▸ Work instructions: Lines that include the word "much" are the ones to copy.
▼
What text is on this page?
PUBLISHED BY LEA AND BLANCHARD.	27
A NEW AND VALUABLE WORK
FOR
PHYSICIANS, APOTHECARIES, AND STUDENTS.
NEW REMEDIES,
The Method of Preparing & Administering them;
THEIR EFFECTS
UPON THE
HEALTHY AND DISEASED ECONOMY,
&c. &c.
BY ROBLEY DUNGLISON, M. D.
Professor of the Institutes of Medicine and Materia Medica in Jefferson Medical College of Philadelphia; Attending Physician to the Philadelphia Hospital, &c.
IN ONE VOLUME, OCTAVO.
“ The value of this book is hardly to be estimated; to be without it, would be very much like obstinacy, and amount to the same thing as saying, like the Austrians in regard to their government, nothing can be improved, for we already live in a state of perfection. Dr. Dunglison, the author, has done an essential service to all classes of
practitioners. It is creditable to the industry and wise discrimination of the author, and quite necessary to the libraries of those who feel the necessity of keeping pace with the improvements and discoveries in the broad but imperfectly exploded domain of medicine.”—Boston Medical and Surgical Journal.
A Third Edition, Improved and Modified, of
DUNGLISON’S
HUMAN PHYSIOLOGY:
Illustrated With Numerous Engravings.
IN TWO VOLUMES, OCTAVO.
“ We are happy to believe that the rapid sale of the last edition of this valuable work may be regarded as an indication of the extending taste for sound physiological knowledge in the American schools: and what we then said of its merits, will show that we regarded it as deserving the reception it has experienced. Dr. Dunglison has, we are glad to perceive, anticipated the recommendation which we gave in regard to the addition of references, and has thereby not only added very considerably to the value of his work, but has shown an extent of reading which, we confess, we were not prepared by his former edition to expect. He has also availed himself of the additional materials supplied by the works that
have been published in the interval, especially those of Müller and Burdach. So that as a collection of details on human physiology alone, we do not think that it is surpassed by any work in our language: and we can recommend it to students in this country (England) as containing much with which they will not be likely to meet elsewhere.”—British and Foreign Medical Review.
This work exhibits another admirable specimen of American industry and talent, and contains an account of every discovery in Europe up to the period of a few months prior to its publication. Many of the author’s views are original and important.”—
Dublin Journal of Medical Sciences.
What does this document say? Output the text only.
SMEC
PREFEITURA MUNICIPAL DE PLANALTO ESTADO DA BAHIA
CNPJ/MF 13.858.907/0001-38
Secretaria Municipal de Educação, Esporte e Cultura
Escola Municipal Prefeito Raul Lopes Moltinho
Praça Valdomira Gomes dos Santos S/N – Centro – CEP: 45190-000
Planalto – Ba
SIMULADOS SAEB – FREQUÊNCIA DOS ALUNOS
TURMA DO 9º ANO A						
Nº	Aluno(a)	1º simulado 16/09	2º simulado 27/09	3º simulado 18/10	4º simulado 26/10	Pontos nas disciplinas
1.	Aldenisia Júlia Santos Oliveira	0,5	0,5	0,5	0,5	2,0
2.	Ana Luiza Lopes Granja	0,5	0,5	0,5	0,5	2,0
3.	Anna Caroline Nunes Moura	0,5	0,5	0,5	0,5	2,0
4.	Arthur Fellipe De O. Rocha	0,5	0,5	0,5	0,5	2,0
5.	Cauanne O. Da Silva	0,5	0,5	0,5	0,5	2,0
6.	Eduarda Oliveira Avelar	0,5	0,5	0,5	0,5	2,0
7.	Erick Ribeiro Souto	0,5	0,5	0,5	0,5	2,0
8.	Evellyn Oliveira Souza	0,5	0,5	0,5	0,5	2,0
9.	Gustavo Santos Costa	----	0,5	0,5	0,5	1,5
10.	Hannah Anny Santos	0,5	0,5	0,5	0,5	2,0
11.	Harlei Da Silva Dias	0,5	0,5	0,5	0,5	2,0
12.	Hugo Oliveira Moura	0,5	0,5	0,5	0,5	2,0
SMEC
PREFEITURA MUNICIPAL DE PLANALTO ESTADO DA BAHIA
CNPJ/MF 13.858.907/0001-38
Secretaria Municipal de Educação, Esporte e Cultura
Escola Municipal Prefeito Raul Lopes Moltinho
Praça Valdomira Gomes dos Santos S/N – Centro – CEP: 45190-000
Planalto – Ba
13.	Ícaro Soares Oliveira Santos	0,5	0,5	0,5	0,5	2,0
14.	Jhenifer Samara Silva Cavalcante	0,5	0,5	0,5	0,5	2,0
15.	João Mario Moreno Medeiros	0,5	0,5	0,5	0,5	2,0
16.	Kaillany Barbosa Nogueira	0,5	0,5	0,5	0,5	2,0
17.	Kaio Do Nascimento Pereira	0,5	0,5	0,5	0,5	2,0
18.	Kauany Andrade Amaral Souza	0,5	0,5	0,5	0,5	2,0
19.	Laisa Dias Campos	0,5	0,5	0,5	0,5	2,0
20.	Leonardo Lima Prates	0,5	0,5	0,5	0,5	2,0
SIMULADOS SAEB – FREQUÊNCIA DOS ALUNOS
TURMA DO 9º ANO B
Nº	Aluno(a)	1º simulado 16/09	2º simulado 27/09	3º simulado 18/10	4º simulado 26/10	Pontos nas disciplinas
▲
▸ Solution for this task:
“ The value of this book is hardly to be estimated; to be without it, would be very much like obstinacy, and amount to the same thing as saying, like the Austrians in regard to their government, nothing can be improved, for we already live in a state of perfection. Dr. Dunglison, the author, has done an essential service to all classes of
have been published in the interval, especially those of Müller and Burdach. So that as a collection of details on human physiology alone, we do not think that it is surpassed by any work in our language: and we can recommend it to students in this country (England) as containing much with which they will not be likely to meet elsewhere.”—British and Foreign Medical Review.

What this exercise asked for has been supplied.